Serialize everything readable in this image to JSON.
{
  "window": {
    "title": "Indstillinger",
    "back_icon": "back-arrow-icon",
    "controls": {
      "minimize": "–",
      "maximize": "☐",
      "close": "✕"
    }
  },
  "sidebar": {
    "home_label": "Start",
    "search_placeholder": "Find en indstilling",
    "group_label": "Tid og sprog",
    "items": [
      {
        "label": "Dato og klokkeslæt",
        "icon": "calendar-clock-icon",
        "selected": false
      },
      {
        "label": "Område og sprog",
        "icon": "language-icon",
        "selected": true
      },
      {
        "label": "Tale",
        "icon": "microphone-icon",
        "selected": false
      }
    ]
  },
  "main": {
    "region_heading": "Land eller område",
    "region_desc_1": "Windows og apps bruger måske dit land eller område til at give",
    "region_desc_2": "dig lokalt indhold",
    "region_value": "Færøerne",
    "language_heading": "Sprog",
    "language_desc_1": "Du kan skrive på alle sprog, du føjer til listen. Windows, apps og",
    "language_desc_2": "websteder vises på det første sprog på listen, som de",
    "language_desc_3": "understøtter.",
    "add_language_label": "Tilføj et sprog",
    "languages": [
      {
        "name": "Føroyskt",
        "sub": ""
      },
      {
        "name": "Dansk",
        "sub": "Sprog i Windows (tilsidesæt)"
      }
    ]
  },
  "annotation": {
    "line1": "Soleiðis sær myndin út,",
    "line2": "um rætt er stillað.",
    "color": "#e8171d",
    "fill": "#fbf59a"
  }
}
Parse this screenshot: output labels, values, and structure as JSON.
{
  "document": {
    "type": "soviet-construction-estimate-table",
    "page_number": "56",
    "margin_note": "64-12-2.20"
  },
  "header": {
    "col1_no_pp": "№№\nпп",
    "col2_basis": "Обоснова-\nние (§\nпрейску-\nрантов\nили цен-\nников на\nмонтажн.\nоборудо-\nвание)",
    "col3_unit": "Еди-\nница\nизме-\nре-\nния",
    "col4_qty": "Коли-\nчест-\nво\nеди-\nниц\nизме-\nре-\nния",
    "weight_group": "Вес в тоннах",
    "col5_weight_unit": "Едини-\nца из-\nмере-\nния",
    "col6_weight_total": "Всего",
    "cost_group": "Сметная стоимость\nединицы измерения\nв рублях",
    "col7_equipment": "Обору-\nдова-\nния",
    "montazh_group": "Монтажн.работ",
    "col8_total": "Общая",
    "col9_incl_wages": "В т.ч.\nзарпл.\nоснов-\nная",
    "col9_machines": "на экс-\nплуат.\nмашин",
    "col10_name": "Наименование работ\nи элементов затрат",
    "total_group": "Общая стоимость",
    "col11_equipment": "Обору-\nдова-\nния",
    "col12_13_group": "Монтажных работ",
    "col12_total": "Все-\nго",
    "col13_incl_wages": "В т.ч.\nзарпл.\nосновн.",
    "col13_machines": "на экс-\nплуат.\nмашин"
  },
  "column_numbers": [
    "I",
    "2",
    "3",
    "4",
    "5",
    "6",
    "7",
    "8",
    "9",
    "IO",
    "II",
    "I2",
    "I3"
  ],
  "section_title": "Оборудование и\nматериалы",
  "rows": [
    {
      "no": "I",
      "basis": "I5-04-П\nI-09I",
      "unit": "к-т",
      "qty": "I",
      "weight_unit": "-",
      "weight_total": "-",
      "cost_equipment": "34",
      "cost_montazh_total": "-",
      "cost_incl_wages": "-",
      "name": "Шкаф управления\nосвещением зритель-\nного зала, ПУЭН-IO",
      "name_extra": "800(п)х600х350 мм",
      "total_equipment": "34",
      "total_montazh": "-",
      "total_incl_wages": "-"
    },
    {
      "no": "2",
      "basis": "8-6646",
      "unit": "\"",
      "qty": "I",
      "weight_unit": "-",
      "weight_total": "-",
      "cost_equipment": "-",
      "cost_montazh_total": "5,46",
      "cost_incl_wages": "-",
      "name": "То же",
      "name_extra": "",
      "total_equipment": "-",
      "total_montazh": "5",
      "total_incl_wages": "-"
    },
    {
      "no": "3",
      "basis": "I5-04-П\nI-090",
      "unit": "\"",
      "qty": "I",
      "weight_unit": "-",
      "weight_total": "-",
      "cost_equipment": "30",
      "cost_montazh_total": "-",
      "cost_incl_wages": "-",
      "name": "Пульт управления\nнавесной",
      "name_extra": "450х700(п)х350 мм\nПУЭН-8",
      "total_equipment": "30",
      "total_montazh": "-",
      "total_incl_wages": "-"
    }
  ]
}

==============================

_Required work_: Locate all lines in the listing above with the word "работ". Copy them.

_Response for this exercise_:
    "montazh_group": "Монтажн.работ",
    "col10_name": "Наименование работ\nи элементов затрат",
    "col12_13_group": "Монтажных работ",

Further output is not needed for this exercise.